▶ **WRITTEN INSTRUCTION**
Make an exact copy of the records, with the images left out.

Stored items:
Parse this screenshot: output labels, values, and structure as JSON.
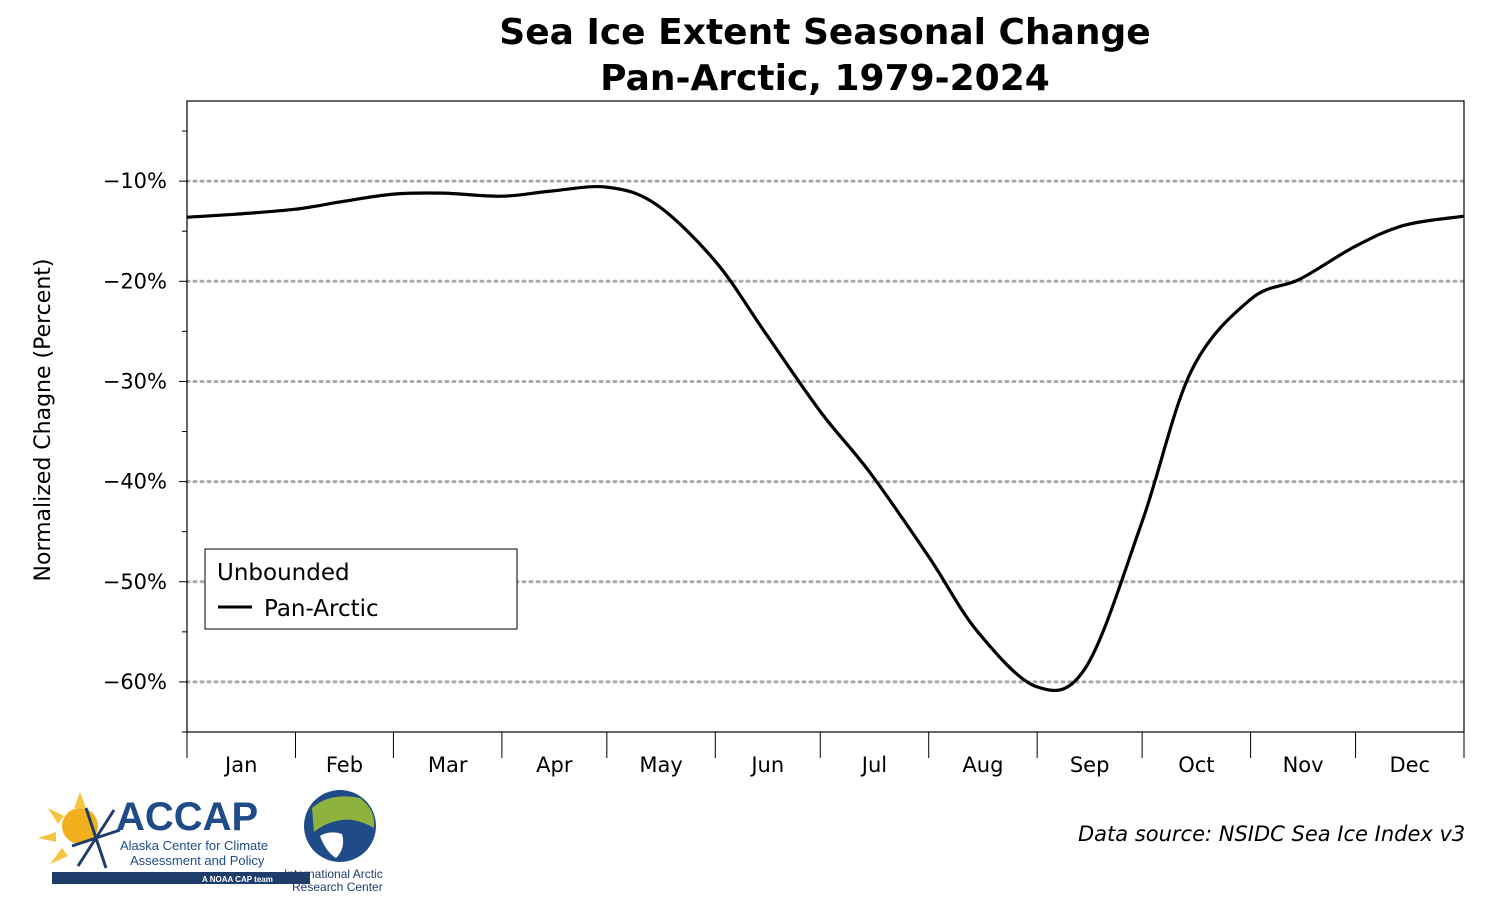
{
  "chart_data": {
    "type": "line",
    "title": "Sea Ice Extent Seasonal Change",
    "subtitle": "Pan-Arctic, 1979-2024",
    "ylabel": "Normalized Chagne (Percent)",
    "xlabel": "",
    "categories": [
      "Jan",
      "Feb",
      "Mar",
      "Apr",
      "May",
      "Jun",
      "Jul",
      "Aug",
      "Sep",
      "Oct",
      "Nov",
      "Dec"
    ],
    "ylim": [
      -65,
      -2
    ],
    "yticks": [
      -10,
      -20,
      -30,
      -40,
      -50,
      -60
    ],
    "ytick_labels": [
      "−10%",
      "−20%",
      "−30%",
      "−40%",
      "−50%",
      "−60%"
    ],
    "grid": "horizontal dotted",
    "legend": {
      "title": "Unbounded",
      "placement": "lower-left"
    },
    "series": [
      {
        "name": "Pan-Arctic",
        "color": "#000000",
        "x": [
          1,
          15,
          32,
          46,
          60,
          74,
          91,
          105,
          121,
          135,
          152,
          166,
          182,
          196,
          213,
          227,
          244,
          258,
          274,
          288,
          305,
          319,
          335,
          349,
          366
        ],
        "values": [
          -13.6,
          -13.3,
          -12.8,
          -12.0,
          -11.3,
          -11.2,
          -11.5,
          -11.0,
          -10.6,
          -12.3,
          -18.0,
          -25.0,
          -33.0,
          -39.0,
          -47.5,
          -55.0,
          -60.5,
          -58.5,
          -44.0,
          -29.0,
          -21.8,
          -19.8,
          -16.5,
          -14.4,
          -13.5
        ]
      }
    ]
  },
  "source": "Data source: NSIDC Sea Ice Index v3",
  "logos": {
    "accap_name": "ACCAP",
    "accap_sub1": "Alaska Center for Climate",
    "accap_sub2": "Assessment and Policy",
    "accap_tag": "A NOAA CAP team",
    "iarc_line1": "International Arctic",
    "iarc_line2": "Research Center"
  }
}
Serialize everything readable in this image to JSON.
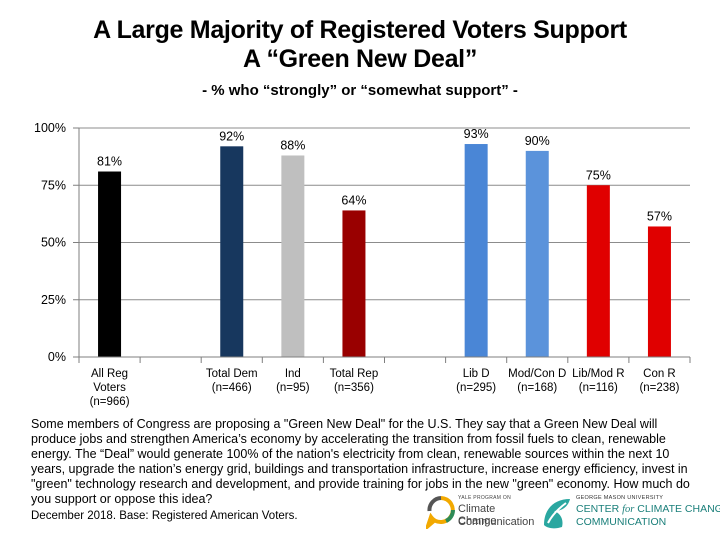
{
  "title_line1": "A Large Majority of Registered Voters Support",
  "title_line2": "A “Green New Deal”",
  "subtitle": "- % who “strongly” or “somewhat support” -",
  "chart_data": {
    "type": "bar",
    "categories": [
      [
        "All Reg",
        "Voters",
        "(n=966)"
      ],
      [],
      [
        "Total Dem",
        "(n=466)"
      ],
      [
        "Ind",
        "(n=95)"
      ],
      [
        "Total Rep",
        "(n=356)"
      ],
      [],
      [
        "Lib D",
        "(n=295)"
      ],
      [
        "Mod/Con D",
        "(n=168)"
      ],
      [
        "Lib/Mod R",
        "(n=116)"
      ],
      [
        "Con R",
        "(n=238)"
      ]
    ],
    "values": [
      81,
      null,
      92,
      88,
      64,
      null,
      93,
      90,
      75,
      57
    ],
    "value_labels": [
      "81%",
      "",
      "92%",
      "88%",
      "64%",
      "",
      "93%",
      "90%",
      "75%",
      "57%"
    ],
    "colors": [
      "#000000",
      null,
      "#17375e",
      "#bfbfbf",
      "#990000",
      null,
      "#4a86d6",
      "#5b93db",
      "#e00000",
      "#e00000"
    ],
    "ylim": [
      0,
      100
    ],
    "yticks": [
      0,
      25,
      50,
      75,
      100
    ],
    "ytick_labels": [
      "0%",
      "25%",
      "50%",
      "75%",
      "100%"
    ],
    "xlabel": "",
    "ylabel": "",
    "grid": true
  },
  "question_text": "Some members of Congress are proposing a \"Green New Deal\" for the U.S. They say that a Green New Deal will produce jobs and strengthen America’s economy by accelerating the transition from fossil fuels to clean, renewable energy. The “Deal” would generate 100% of the nation's electricity from clean, renewable sources within the next 10 years, upgrade the nation’s energy grid, buildings and transportation infrastructure, increase energy efficiency, invest in \"green\" technology research and development, and provide training for jobs in the new \"green\" economy. How much do you support or oppose this idea?",
  "footnote": "December 2018. Base: Registered American Voters.",
  "logos": {
    "yale_small": "YALE PROGRAM ON",
    "yale_line1": "Climate Change",
    "yale_line2": "Communication",
    "gmu_small": "GEORGE MASON UNIVERSITY",
    "gmu_line1_a": "CENTER ",
    "gmu_line1_b": "for",
    "gmu_line1_c": " CLIMATE CHANGE",
    "gmu_line2": "COMMUNICATION"
  }
}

▶ **TASK SOLUTION**
Parse this screenshot: output labels, values, and structure as JSON.
{
  "chart_data": {
    "type": "line",
    "title": "Sea Ice Extent Seasonal Change",
    "subtitle": "Pan-Arctic, 1979-2024",
    "ylabel": "Normalized Chagne (Percent)",
    "xlabel": "",
    "categories": [
      "Jan",
      "Feb",
      "Mar",
      "Apr",
      "May",
      "Jun",
      "Jul",
      "Aug",
      "Sep",
      "Oct",
      "Nov",
      "Dec"
    ],
    "ylim": [
      -65,
      -2
    ],
    "yticks": [
      -10,
      -20,
      -30,
      -40,
      -50,
      -60
    ],
    "ytick_labels": [
      "−10%",
      "−20%",
      "−30%",
      "−40%",
      "−50%",
      "−60%"
    ],
    "grid": "horizontal dotted",
    "legend": {
      "title": "Unbounded",
      "placement": "lower-left"
    },
    "series": [
      {
        "name": "Pan-Arctic",
        "color": "#000000",
        "x": [
          1,
          15,
          32,
          46,
          60,
          74,
          91,
          105,
          121,
          135,
          152,
          166,
          182,
          196,
          213,
          227,
          244,
          258,
          274,
          288,
          305,
          319,
          335,
          349,
          366
        ],
        "values": [
          -13.6,
          -13.3,
          -12.8,
          -12.0,
          -11.3,
          -11.2,
          -11.5,
          -11.0,
          -10.6,
          -12.3,
          -18.0,
          -25.0,
          -33.0,
          -39.0,
          -47.5,
          -55.0,
          -60.5,
          -58.5,
          -44.0,
          -29.0,
          -21.8,
          -19.8,
          -16.5,
          -14.4,
          -13.5
        ]
      }
    ]
  },
  "source": "Data source: NSIDC Sea Ice Index v3",
  "logos": {
    "accap_name": "ACCAP",
    "accap_sub1": "Alaska Center for Climate",
    "accap_sub2": "Assessment and Policy",
    "accap_tag": "A NOAA CAP team",
    "iarc_line1": "International Arctic",
    "iarc_line2": "Research Center"
  }
}
Serialize everything readable in this image to JSON.
{
  "title_line1": "A Large Majority of Registered Voters Support",
  "title_line2": "A “Green New Deal”",
  "subtitle": "- % who “strongly” or “somewhat support” -",
  "chart_data": {
    "type": "bar",
    "categories": [
      [
        "All Reg",
        "Voters",
        "(n=966)"
      ],
      [],
      [
        "Total Dem",
        "(n=466)"
      ],
      [
        "Ind",
        "(n=95)"
      ],
      [
        "Total Rep",
        "(n=356)"
      ],
      [],
      [
        "Lib D",
        "(n=295)"
      ],
      [
        "Mod/Con D",
        "(n=168)"
      ],
      [
        "Lib/Mod R",
        "(n=116)"
      ],
      [
        "Con R",
        "(n=238)"
      ]
    ],
    "values": [
      81,
      null,
      92,
      88,
      64,
      null,
      93,
      90,
      75,
      57
    ],
    "value_labels": [
      "81%",
      "",
      "92%",
      "88%",
      "64%",
      "",
      "93%",
      "90%",
      "75%",
      "57%"
    ],
    "colors": [
      "#000000",
      null,
      "#17375e",
      "#bfbfbf",
      "#990000",
      null,
      "#4a86d6",
      "#5b93db",
      "#e00000",
      "#e00000"
    ],
    "ylim": [
      0,
      100
    ],
    "yticks": [
      0,
      25,
      50,
      75,
      100
    ],
    "ytick_labels": [
      "0%",
      "25%",
      "50%",
      "75%",
      "100%"
    ],
    "xlabel": "",
    "ylabel": "",
    "grid": true
  },
  "question_text": "Some members of Congress are proposing a \"Green New Deal\" for the U.S. They say that a Green New Deal will produce jobs and strengthen America’s economy by accelerating the transition from fossil fuels to clean, renewable energy. The “Deal” would generate 100% of the nation's electricity from clean, renewable sources within the next 10 years, upgrade the nation’s energy grid, buildings and transportation infrastructure, increase energy efficiency, invest in \"green\" technology research and development, and provide training for jobs in the new \"green\" economy. How much do you support or oppose this idea?",
  "footnote": "December 2018. Base: Registered American Voters.",
  "logos": {
    "yale_small": "YALE PROGRAM ON",
    "yale_line1": "Climate Change",
    "yale_line2": "Communication",
    "gmu_small": "GEORGE MASON UNIVERSITY",
    "gmu_line1_a": "CENTER ",
    "gmu_line1_b": "for",
    "gmu_line1_c": " CLIMATE CHANGE",
    "gmu_line2": "COMMUNICATION"
  }
}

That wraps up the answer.